** Start of RECORD SET **
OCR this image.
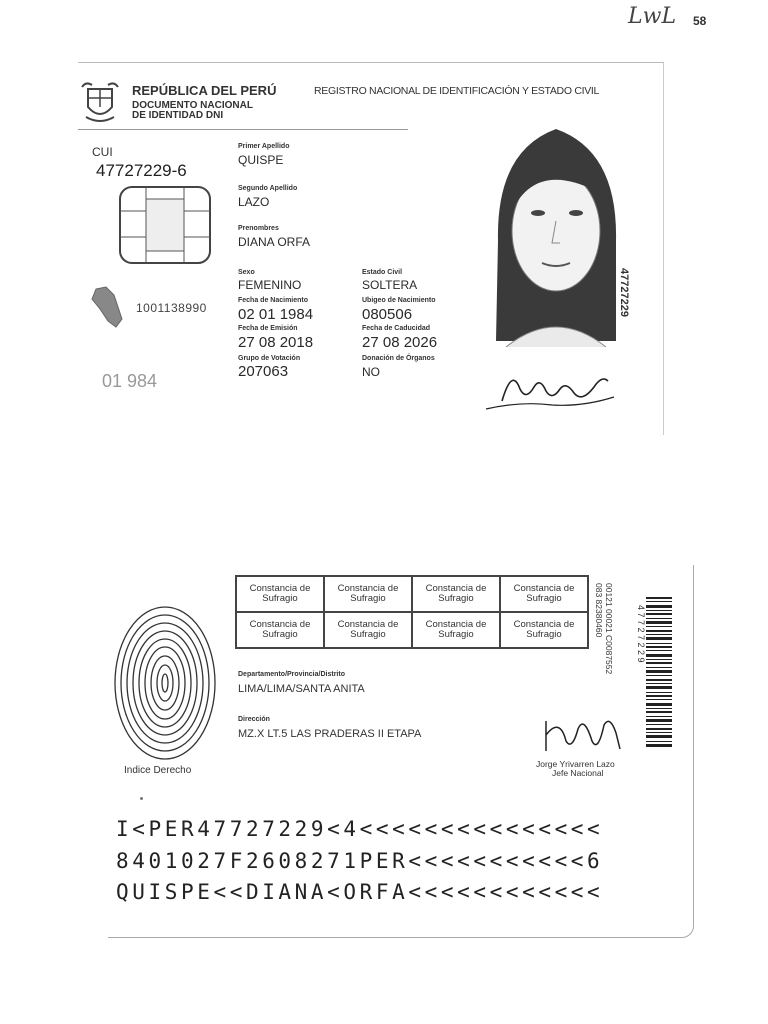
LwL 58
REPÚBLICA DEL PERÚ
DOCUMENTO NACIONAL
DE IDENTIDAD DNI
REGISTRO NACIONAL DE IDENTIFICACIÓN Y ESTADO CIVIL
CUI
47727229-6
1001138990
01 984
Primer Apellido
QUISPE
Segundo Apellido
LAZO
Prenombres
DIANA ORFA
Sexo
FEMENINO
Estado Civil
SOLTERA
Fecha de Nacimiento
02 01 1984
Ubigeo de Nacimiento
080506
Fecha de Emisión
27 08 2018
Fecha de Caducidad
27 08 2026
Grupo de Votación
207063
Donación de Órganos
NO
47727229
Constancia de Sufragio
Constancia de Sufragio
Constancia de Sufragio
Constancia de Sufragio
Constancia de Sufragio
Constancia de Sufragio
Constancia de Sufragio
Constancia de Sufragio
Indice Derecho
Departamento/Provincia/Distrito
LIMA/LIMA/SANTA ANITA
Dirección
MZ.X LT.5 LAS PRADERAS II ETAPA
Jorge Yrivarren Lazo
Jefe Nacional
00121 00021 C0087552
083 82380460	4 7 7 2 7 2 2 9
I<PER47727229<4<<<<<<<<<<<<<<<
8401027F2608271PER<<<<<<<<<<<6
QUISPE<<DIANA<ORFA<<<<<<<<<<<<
** End of RECORD SET **
PROBLEM STATEMENT: Can you restate all the records above word for word while dropping the pictures?

COMPLETE ANSWER:
OCR this image.
LwL 58
REPÚBLICA DEL PERÚ
DOCUMENTO NACIONAL
DE IDENTIDAD DNI
REGISTRO NACIONAL DE IDENTIFICACIÓN Y ESTADO CIVIL
CUI
47727229-6
1001138990
01 984
Primer Apellido
QUISPE
Segundo Apellido
LAZO
Prenombres
DIANA ORFA
Sexo
FEMENINO
Estado Civil
SOLTERA
Fecha de Nacimiento
02 01 1984
Ubigeo de Nacimiento
080506
Fecha de Emisión
27 08 2018
Fecha de Caducidad
27 08 2026
Grupo de Votación
207063
Donación de Órganos
NO
47727229
Constancia de Sufragio
Constancia de Sufragio
Constancia de Sufragio
Constancia de Sufragio
Constancia de Sufragio
Constancia de Sufragio
Constancia de Sufragio
Constancia de Sufragio
Indice Derecho
Departamento/Provincia/Distrito
LIMA/LIMA/SANTA ANITA
Dirección
MZ.X LT.5 LAS PRADERAS II ETAPA
Jorge Yrivarren Lazo
Jefe Nacional
00121 00021 C0087552
083 82380460	4 7 7 2 7 2 2 9
I<PER47727229<4<<<<<<<<<<<<<<<
8401027F2608271PER<<<<<<<<<<<6
QUISPE<<DIANA<ORFA<<<<<<<<<<<<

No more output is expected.